* **Task directions**:
How many of the lines below contain "median"? Answer with that number alone.

Stored records
....................

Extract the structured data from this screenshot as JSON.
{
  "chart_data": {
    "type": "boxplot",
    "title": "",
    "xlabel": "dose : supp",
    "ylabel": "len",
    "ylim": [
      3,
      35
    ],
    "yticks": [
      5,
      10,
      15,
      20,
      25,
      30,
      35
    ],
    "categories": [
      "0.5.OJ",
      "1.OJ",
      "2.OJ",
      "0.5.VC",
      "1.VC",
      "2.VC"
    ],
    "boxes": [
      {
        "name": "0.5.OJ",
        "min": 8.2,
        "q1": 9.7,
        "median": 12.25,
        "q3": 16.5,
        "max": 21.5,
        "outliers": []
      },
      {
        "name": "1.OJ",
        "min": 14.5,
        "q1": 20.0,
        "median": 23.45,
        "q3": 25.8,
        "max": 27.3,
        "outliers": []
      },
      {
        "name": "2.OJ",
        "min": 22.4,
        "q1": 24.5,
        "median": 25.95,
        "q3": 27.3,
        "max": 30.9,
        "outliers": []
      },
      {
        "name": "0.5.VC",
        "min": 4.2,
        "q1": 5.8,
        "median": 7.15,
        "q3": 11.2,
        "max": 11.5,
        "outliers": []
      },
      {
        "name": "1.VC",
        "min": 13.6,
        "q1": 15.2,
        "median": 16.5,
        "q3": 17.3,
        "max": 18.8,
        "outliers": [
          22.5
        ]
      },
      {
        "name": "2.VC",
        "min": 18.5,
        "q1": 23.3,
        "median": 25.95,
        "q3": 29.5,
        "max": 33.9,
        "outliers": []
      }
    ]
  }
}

....................

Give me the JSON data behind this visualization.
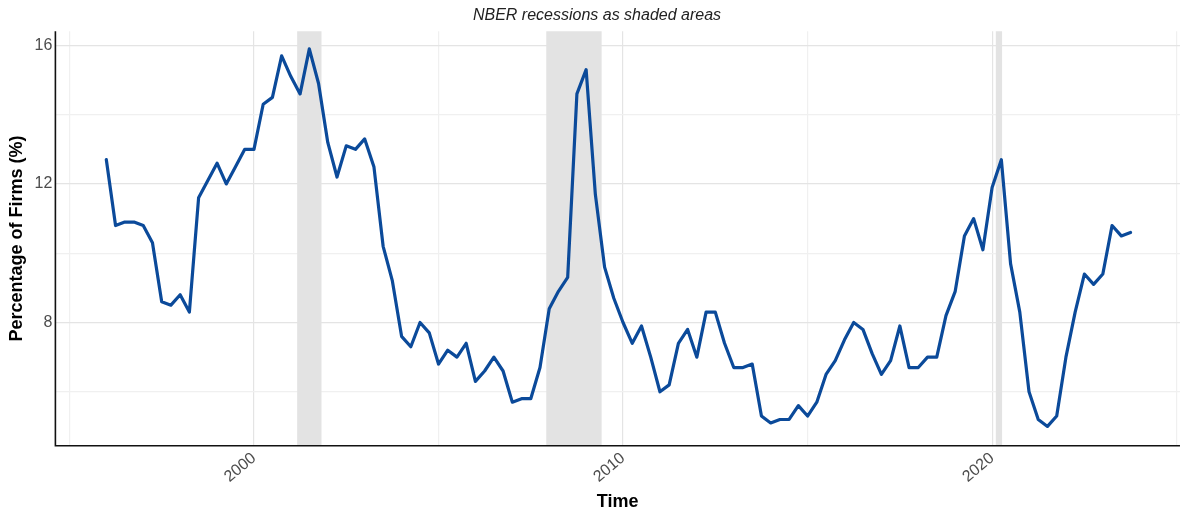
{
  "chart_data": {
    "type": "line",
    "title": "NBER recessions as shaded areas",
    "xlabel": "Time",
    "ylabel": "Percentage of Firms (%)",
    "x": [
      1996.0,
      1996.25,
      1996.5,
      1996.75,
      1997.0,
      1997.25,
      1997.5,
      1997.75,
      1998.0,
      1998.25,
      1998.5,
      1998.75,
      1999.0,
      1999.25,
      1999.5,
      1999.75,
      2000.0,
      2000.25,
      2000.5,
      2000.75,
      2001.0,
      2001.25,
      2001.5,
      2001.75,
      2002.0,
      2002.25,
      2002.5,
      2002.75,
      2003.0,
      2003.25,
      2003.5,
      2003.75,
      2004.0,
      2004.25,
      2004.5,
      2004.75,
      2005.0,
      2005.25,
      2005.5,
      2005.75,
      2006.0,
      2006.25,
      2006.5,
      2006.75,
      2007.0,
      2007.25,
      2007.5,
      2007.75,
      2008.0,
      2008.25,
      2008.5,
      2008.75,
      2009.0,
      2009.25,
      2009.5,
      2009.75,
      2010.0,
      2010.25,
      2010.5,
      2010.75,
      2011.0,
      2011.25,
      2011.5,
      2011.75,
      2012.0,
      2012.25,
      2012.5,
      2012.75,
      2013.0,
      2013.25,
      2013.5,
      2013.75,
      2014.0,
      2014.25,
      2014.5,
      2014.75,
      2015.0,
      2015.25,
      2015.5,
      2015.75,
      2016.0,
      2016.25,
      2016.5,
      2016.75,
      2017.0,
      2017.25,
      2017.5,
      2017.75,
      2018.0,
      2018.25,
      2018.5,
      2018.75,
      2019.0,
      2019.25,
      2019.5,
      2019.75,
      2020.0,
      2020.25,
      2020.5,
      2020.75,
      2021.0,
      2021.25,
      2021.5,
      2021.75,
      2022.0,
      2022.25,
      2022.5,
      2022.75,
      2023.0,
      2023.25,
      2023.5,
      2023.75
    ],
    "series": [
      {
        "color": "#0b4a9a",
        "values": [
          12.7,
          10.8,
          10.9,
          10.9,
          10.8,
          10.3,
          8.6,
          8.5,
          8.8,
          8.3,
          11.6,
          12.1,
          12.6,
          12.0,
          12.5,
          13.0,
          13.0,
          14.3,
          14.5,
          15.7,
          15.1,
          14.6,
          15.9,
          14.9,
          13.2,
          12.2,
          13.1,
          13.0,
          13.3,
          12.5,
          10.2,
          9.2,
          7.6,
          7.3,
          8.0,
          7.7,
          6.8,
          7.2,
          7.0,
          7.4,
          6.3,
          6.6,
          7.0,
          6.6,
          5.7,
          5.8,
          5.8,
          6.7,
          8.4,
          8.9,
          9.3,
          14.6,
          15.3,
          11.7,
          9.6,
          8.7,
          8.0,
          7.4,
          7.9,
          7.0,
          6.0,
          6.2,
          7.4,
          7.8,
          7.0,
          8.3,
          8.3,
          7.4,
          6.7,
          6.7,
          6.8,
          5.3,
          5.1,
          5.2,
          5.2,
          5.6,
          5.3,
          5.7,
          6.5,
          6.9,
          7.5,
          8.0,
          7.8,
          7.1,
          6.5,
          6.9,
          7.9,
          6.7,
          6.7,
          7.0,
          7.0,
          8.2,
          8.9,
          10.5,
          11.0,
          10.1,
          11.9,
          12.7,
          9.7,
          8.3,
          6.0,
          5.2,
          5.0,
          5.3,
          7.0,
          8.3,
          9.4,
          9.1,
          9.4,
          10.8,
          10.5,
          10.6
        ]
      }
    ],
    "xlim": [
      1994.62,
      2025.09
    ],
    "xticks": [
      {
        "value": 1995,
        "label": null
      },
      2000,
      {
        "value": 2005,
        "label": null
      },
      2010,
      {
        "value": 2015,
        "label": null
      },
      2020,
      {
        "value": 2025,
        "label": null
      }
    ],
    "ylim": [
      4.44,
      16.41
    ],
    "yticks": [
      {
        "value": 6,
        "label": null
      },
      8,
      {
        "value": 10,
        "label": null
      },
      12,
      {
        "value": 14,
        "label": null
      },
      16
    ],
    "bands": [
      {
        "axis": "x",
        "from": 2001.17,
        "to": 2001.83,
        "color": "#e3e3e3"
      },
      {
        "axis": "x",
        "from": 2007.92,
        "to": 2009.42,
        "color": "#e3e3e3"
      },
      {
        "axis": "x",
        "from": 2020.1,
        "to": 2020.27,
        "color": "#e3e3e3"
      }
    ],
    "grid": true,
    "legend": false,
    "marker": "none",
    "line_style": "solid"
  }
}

....................

* **Final result**:
6